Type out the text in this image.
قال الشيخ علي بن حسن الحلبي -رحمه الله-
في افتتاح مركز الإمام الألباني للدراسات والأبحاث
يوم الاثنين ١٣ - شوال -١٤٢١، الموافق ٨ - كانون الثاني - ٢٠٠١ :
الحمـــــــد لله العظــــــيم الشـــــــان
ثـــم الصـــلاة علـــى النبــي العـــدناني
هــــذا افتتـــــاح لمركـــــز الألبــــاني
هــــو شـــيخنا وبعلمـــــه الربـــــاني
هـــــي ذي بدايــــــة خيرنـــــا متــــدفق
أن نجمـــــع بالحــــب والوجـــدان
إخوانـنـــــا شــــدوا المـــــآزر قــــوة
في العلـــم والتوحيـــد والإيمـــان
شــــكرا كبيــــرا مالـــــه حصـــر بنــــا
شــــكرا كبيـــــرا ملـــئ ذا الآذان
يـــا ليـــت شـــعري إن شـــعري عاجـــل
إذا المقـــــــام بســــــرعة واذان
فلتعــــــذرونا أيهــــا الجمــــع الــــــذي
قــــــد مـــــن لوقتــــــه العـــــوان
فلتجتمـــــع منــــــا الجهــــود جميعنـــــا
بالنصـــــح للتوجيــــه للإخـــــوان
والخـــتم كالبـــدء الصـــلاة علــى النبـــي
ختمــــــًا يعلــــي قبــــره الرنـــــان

## What to produce
Give back the whole listing, word for word.

## Exercise response
Type out the text in this image.
قال الشيخ علي بن حسن الحلبي -رحمه الله-
في افتتاح مركز الإمام الألباني للدراسات والأبحاث
يوم الاثنين ١٣ - شوال -١٤٢١، الموافق ٨ - كانون الثاني - ٢٠٠١ :
الحمـــــــد لله العظــــــيم الشـــــــان
ثـــم الصـــلاة علـــى النبــي العـــدناني
هــــذا افتتـــــاح لمركـــــز الألبــــاني
هــــو شـــيخنا وبعلمـــــه الربـــــاني
هـــــي ذي بدايــــــة خيرنـــــا متــــدفق
أن نجمـــــع بالحــــب والوجـــدان
إخوانـنـــــا شــــدوا المـــــآزر قــــوة
في العلـــم والتوحيـــد والإيمـــان
شــــكرا كبيــــرا مالـــــه حصـــر بنــــا
شــــكرا كبيـــــرا ملـــئ ذا الآذان
يـــا ليـــت شـــعري إن شـــعري عاجـــل
إذا المقـــــــام بســــــرعة واذان
فلتعــــــذرونا أيهــــا الجمــــع الــــــذي
قــــــد مـــــن لوقتــــــه العـــــوان
فلتجتمـــــع منــــــا الجهــــود جميعنـــــا
بالنصـــــح للتوجيــــه للإخـــــوان
والخـــتم كالبـــدء الصـــلاة علــى النبـــي
ختمــــــًا يعلــــي قبــــره الرنـــــان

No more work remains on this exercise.